(Data records)
^^^^^^^^^^^^^^^^

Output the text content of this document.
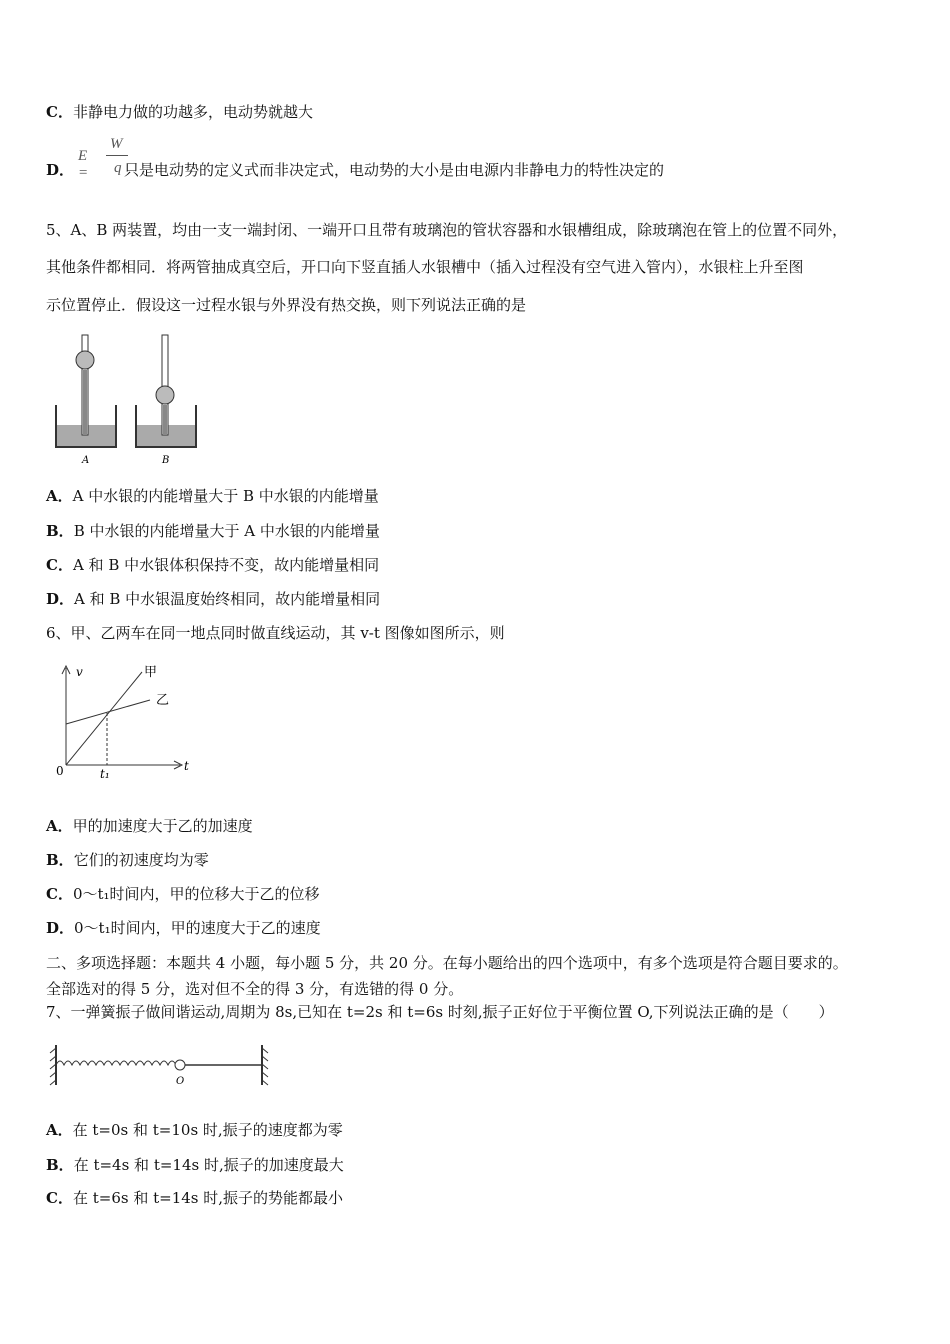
C．非静电力做的功越多，电动势就越大
E =
W
q
D．	只是电动势的定义式而非决定式，电动势的大小是由电源内非静电力的特性决定的
5、A、B 两装置，均由一支一端封闭、一端开口且带有玻璃泡的管状容器和水银槽组成，除玻璃泡在管上的位置不同外，
其他条件都相同．将两管抽成真空后，开口向下竖直插人水银槽中（插入过程没有空气进入管内），水银柱上升至图
示位置停止．假设这一过程水银与外界没有热交换，则下列说法正确的是
A	B
A．A 中水银的内能增量大于 B 中水银的内能增量
B．B 中水银的内能增量大于 A 中水银的内能增量
C．A 和 B 中水银体积保持不变，故内能增量相同
D．A 和 B 中水银温度始终相同，故内能增量相同
6、甲、乙两车在同一地点同时做直线运动，其 v-t 图像如图所示，则
v
t
0	t₁
甲
乙
A．甲的加速度大于乙的加速度
B．它们的初速度均为零
C．0～t₁时间内，甲的位移大于乙的位移
D．0～t₁时间内，甲的速度大于乙的速度
二、多项选择题：本题共 4 小题，每小题 5 分，共 20 分。在每小题给出的四个选项中，有多个选项是符合题目要求的。
全部选对的得 5 分，选对但不全的得 3 分，有选错的得 0 分。
7、一弹簧振子做间谐运动,周期为 8s,已知在 t=2s 和 t=6s 时刻,振子正好位于平衡位置 O,下列说法正确的是（　　）
O
A．在 t=0s 和 t=10s 时,振子的速度都为零
B．在 t=4s 和 t=14s 时,振子的加速度最大
C．在 t=6s 和 t=14s 时,振子的势能都最小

^^^^^^^^^^^^^^^^

> [What the task asks]
Extract every line above containing the word "故内能增量相同".

> [The result]
C．A 和 B 中水银体积保持不变，故内能增量相同
D．A 和 B 中水银温度始终相同，故内能增量相同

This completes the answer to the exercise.